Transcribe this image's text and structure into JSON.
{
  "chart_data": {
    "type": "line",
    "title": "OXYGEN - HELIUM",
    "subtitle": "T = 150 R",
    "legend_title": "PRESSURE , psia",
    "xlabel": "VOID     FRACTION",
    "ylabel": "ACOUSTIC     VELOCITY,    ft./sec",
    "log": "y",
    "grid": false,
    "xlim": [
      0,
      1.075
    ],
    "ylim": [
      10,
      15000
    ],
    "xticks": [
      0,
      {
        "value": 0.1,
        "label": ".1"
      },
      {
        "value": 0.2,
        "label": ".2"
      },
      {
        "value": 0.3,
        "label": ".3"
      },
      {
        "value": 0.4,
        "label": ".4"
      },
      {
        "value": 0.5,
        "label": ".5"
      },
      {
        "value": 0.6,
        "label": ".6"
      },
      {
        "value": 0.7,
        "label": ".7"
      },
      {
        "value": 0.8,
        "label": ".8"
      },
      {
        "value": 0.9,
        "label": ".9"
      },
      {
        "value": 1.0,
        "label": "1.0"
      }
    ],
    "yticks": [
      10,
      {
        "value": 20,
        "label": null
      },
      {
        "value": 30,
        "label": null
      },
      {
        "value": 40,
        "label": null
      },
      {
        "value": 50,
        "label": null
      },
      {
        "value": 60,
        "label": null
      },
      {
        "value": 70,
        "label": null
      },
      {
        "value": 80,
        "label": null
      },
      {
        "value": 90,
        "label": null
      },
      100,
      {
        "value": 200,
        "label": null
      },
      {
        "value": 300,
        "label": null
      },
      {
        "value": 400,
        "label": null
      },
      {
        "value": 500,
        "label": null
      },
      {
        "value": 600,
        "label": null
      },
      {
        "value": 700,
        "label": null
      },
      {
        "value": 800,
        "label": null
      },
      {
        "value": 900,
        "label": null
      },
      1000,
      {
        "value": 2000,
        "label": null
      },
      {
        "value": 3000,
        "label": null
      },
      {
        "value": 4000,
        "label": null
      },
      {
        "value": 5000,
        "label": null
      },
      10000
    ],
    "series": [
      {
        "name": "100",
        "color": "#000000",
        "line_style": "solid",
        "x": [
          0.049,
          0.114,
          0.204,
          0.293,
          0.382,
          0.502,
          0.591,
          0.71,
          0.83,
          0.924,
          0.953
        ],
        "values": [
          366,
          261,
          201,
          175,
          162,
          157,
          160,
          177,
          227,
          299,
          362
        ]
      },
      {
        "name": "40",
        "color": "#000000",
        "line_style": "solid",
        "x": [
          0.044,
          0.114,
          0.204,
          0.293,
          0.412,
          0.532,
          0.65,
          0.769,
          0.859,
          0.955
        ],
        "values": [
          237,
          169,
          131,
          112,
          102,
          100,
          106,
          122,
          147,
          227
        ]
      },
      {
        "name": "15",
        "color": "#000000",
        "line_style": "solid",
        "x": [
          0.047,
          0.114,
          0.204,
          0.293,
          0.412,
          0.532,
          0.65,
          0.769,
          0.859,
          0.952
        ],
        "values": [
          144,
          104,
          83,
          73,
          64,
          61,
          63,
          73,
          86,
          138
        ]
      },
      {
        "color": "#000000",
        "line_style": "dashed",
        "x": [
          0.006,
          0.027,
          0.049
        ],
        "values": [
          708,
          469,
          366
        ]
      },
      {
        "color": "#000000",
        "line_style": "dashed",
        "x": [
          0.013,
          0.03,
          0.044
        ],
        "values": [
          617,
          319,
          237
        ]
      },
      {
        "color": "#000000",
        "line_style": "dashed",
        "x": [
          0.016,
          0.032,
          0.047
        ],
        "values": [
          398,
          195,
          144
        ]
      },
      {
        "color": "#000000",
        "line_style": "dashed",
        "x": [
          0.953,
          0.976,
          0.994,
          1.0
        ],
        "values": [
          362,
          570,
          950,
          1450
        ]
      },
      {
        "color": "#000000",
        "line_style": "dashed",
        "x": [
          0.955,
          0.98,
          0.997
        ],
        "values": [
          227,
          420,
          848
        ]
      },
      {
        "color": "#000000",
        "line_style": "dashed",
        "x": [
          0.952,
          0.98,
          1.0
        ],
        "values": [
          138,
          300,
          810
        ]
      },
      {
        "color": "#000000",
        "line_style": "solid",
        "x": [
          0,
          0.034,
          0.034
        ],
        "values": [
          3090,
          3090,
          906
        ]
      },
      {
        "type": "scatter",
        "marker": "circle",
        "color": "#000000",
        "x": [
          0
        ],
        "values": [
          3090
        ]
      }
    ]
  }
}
* * * * * * * * *
WHAT TO PRODUCE |
Each record above should be returned exactly as it appears.

SOLUTION TO THE PROBLEM |
Transcribe this image's text and structure into JSON.
{
  "chart_data": {
    "type": "line",
    "title": "OXYGEN - HELIUM",
    "subtitle": "T = 150 R",
    "legend_title": "PRESSURE , psia",
    "xlabel": "VOID     FRACTION",
    "ylabel": "ACOUSTIC     VELOCITY,    ft./sec",
    "log": "y",
    "grid": false,
    "xlim": [
      0,
      1.075
    ],
    "ylim": [
      10,
      15000
    ],
    "xticks": [
      0,
      {
        "value": 0.1,
        "label": ".1"
      },
      {
        "value": 0.2,
        "label": ".2"
      },
      {
        "value": 0.3,
        "label": ".3"
      },
      {
        "value": 0.4,
        "label": ".4"
      },
      {
        "value": 0.5,
        "label": ".5"
      },
      {
        "value": 0.6,
        "label": ".6"
      },
      {
        "value": 0.7,
        "label": ".7"
      },
      {
        "value": 0.8,
        "label": ".8"
      },
      {
        "value": 0.9,
        "label": ".9"
      },
      {
        "value": 1.0,
        "label": "1.0"
      }
    ],
    "yticks": [
      10,
      {
        "value": 20,
        "label": null
      },
      {
        "value": 30,
        "label": null
      },
      {
        "value": 40,
        "label": null
      },
      {
        "value": 50,
        "label": null
      },
      {
        "value": 60,
        "label": null
      },
      {
        "value": 70,
        "label": null
      },
      {
        "value": 80,
        "label": null
      },
      {
        "value": 90,
        "label": null
      },
      100,
      {
        "value": 200,
        "label": null
      },
      {
        "value": 300,
        "label": null
      },
      {
        "value": 400,
        "label": null
      },
      {
        "value": 500,
        "label": null
      },
      {
        "value": 600,
        "label": null
      },
      {
        "value": 700,
        "label": null
      },
      {
        "value": 800,
        "label": null
      },
      {
        "value": 900,
        "label": null
      },
      1000,
      {
        "value": 2000,
        "label": null
      },
      {
        "value": 3000,
        "label": null
      },
      {
        "value": 4000,
        "label": null
      },
      {
        "value": 5000,
        "label": null
      },
      10000
    ],
    "series": [
      {
        "name": "100",
        "color": "#000000",
        "line_style": "solid",
        "x": [
          0.049,
          0.114,
          0.204,
          0.293,
          0.382,
          0.502,
          0.591,
          0.71,
          0.83,
          0.924,
          0.953
        ],
        "values": [
          366,
          261,
          201,
          175,
          162,
          157,
          160,
          177,
          227,
          299,
          362
        ]
      },
      {
        "name": "40",
        "color": "#000000",
        "line_style": "solid",
        "x": [
          0.044,
          0.114,
          0.204,
          0.293,
          0.412,
          0.532,
          0.65,
          0.769,
          0.859,
          0.955
        ],
        "values": [
          237,
          169,
          131,
          112,
          102,
          100,
          106,
          122,
          147,
          227
        ]
      },
      {
        "name": "15",
        "color": "#000000",
        "line_style": "solid",
        "x": [
          0.047,
          0.114,
          0.204,
          0.293,
          0.412,
          0.532,
          0.65,
          0.769,
          0.859,
          0.952
        ],
        "values": [
          144,
          104,
          83,
          73,
          64,
          61,
          63,
          73,
          86,
          138
        ]
      },
      {
        "color": "#000000",
        "line_style": "dashed",
        "x": [
          0.006,
          0.027,
          0.049
        ],
        "values": [
          708,
          469,
          366
        ]
      },
      {
        "color": "#000000",
        "line_style": "dashed",
        "x": [
          0.013,
          0.03,
          0.044
        ],
        "values": [
          617,
          319,
          237
        ]
      },
      {
        "color": "#000000",
        "line_style": "dashed",
        "x": [
          0.016,
          0.032,
          0.047
        ],
        "values": [
          398,
          195,
          144
        ]
      },
      {
        "color": "#000000",
        "line_style": "dashed",
        "x": [
          0.953,
          0.976,
          0.994,
          1.0
        ],
        "values": [
          362,
          570,
          950,
          1450
        ]
      },
      {
        "color": "#000000",
        "line_style": "dashed",
        "x": [
          0.955,
          0.98,
          0.997
        ],
        "values": [
          227,
          420,
          848
        ]
      },
      {
        "color": "#000000",
        "line_style": "dashed",
        "x": [
          0.952,
          0.98,
          1.0
        ],
        "values": [
          138,
          300,
          810
        ]
      },
      {
        "color": "#000000",
        "line_style": "solid",
        "x": [
          0,
          0.034,
          0.034
        ],
        "values": [
          3090,
          3090,
          906
        ]
      },
      {
        "type": "scatter",
        "marker": "circle",
        "color": "#000000",
        "x": [
          0
        ],
        "values": [
          3090
        ]
      }
    ]
  }
}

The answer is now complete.